'''

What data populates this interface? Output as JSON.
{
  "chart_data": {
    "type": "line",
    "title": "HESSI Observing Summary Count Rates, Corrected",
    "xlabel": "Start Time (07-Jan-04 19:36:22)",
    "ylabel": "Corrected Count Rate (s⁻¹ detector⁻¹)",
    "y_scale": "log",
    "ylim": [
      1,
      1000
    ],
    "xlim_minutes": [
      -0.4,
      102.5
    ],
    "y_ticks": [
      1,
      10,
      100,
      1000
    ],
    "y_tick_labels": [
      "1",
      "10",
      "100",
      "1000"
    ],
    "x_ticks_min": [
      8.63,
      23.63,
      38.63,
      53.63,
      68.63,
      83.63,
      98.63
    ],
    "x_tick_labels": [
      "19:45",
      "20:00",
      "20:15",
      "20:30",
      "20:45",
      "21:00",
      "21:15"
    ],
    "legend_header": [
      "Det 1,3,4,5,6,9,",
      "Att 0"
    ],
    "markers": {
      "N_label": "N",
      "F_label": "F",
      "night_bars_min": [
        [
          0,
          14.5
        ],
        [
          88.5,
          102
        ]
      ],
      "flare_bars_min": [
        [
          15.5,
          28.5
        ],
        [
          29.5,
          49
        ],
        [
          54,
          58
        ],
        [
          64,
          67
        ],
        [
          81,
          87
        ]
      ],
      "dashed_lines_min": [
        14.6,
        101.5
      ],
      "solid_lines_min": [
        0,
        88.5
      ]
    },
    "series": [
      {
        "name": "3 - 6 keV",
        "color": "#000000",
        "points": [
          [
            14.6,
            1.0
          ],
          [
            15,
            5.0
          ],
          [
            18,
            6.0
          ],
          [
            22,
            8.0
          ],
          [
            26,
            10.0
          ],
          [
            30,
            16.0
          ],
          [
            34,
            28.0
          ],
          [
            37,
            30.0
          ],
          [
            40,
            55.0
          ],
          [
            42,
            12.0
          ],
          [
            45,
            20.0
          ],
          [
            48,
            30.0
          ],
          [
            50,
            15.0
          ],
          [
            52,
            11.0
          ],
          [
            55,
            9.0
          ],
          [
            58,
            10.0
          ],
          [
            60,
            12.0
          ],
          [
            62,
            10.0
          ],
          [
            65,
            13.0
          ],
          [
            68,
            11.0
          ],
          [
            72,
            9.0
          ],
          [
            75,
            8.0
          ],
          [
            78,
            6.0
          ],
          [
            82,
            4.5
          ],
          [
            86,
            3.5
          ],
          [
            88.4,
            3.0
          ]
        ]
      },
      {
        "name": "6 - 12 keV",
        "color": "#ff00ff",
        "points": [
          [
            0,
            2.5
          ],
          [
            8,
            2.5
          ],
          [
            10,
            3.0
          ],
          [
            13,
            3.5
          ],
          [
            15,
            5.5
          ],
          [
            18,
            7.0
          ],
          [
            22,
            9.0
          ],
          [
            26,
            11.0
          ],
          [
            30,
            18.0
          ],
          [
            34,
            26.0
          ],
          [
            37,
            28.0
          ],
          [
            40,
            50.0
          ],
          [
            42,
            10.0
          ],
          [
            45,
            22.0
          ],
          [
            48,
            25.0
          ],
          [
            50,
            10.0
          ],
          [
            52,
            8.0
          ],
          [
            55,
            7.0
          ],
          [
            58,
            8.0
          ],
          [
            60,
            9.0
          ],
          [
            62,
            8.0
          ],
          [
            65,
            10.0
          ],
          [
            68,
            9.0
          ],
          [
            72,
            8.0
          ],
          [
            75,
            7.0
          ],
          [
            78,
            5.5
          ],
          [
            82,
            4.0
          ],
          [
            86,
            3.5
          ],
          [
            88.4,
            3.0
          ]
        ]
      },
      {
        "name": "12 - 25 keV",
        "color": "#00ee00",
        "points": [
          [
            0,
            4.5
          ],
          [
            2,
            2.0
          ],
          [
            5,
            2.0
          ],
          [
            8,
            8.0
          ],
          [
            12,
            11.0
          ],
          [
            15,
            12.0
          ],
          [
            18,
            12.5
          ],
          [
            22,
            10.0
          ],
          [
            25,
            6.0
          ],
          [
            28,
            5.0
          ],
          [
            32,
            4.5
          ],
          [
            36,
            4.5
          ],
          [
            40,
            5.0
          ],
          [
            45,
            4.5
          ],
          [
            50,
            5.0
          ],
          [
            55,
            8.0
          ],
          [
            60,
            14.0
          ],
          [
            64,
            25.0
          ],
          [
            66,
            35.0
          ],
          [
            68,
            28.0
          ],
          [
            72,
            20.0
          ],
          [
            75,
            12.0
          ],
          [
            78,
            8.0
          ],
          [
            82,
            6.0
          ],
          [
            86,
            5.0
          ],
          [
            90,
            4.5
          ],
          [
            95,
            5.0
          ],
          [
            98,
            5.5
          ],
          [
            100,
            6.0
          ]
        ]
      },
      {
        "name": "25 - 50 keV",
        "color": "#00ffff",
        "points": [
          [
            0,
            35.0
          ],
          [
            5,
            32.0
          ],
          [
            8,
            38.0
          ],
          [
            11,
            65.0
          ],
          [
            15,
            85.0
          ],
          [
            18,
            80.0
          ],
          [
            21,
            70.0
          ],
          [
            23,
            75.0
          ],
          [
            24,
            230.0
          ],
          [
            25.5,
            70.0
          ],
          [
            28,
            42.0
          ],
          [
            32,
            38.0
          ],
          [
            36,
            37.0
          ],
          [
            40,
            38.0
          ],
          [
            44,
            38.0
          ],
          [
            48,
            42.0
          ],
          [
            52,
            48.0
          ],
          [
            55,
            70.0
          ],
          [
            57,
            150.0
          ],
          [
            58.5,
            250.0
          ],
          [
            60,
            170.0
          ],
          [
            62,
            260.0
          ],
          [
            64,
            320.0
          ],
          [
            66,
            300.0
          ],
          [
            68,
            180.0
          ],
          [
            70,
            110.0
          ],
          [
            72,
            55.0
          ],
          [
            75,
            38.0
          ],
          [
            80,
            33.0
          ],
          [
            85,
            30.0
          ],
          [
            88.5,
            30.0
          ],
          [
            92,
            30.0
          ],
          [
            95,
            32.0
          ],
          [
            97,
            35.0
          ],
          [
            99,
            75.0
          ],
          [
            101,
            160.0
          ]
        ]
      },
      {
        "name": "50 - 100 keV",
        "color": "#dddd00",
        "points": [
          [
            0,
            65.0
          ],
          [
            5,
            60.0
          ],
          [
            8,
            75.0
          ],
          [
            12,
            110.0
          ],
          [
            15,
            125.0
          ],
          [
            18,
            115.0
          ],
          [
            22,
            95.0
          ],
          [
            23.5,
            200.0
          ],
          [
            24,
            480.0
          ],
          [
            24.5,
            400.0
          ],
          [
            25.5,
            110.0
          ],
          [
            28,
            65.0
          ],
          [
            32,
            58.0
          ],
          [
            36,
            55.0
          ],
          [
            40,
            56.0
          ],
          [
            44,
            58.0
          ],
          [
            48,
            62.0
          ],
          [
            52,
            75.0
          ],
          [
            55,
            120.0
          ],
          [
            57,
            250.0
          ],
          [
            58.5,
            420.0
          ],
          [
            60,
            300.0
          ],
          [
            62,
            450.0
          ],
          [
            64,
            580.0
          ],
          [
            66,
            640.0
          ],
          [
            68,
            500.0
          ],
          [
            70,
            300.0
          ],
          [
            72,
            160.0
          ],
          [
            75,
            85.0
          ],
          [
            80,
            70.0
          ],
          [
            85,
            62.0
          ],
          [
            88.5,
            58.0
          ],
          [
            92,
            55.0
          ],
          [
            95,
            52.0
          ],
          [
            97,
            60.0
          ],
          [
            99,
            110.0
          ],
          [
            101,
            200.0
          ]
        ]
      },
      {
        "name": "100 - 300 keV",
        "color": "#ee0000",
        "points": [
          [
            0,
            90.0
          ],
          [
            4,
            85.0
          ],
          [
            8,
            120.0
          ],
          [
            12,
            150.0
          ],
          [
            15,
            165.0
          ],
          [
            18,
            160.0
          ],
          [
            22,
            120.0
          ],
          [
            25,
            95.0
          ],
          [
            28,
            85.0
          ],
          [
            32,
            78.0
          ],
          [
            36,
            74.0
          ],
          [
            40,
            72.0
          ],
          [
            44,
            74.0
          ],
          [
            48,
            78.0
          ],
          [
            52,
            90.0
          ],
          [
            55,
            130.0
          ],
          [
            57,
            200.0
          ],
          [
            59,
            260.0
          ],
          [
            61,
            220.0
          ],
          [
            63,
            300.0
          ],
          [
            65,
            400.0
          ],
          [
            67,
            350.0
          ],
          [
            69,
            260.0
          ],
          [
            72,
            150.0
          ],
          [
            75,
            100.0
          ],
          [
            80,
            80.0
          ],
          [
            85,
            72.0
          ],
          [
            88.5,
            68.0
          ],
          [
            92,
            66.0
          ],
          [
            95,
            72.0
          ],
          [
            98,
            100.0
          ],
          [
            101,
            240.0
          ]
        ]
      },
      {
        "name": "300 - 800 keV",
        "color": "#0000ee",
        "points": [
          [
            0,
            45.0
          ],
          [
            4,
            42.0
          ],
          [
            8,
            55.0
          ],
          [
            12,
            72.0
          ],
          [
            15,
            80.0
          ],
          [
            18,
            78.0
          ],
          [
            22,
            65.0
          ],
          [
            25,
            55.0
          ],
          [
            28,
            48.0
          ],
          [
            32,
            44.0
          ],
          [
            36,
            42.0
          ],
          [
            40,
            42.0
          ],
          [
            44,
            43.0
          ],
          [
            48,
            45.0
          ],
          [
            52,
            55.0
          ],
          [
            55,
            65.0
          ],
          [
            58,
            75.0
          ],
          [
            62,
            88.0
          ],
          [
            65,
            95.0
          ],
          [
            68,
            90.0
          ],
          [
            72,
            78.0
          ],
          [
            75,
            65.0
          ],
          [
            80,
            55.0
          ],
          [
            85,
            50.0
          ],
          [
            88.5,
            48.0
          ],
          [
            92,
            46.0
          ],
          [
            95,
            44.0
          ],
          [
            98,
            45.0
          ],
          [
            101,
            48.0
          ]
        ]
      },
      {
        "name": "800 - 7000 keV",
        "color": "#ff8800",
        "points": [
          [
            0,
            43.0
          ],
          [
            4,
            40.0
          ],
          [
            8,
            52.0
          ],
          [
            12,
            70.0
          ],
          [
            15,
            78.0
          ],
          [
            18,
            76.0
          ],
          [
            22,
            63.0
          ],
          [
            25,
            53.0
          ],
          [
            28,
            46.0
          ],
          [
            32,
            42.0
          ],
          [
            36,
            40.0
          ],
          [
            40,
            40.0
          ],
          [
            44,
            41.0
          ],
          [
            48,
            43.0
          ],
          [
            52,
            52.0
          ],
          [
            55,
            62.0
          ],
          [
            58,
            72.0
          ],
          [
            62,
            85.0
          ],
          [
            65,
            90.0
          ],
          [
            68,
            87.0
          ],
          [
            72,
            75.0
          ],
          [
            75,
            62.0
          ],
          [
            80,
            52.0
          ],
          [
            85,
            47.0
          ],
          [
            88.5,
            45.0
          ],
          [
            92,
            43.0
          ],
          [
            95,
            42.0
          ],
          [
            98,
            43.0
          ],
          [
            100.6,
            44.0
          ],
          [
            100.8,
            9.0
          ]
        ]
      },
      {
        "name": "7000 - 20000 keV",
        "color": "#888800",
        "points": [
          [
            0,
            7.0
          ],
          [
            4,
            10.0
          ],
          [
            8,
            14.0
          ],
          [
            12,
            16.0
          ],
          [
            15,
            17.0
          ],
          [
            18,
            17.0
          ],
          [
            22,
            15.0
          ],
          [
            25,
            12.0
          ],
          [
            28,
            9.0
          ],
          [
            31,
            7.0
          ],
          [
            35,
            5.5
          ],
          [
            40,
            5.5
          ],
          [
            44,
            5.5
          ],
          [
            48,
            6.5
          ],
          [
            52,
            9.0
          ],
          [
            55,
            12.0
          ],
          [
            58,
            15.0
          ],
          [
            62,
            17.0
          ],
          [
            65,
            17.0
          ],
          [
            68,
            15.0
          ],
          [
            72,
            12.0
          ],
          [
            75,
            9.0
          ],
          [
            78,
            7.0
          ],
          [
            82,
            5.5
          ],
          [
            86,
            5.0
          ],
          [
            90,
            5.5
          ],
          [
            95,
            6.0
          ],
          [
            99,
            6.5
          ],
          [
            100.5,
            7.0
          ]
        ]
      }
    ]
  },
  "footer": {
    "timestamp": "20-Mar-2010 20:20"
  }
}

'''

● **YOUR OBJECTIVE**: Copy every line in the listing above where the string "Count" turns up.

● **OUTPUT OF THE EXERCISE**:
    "title": "HESSI Observing Summary Count Rates, Corrected",
    "ylabel": "Corrected Count Rate (s⁻¹ detector⁻¹)",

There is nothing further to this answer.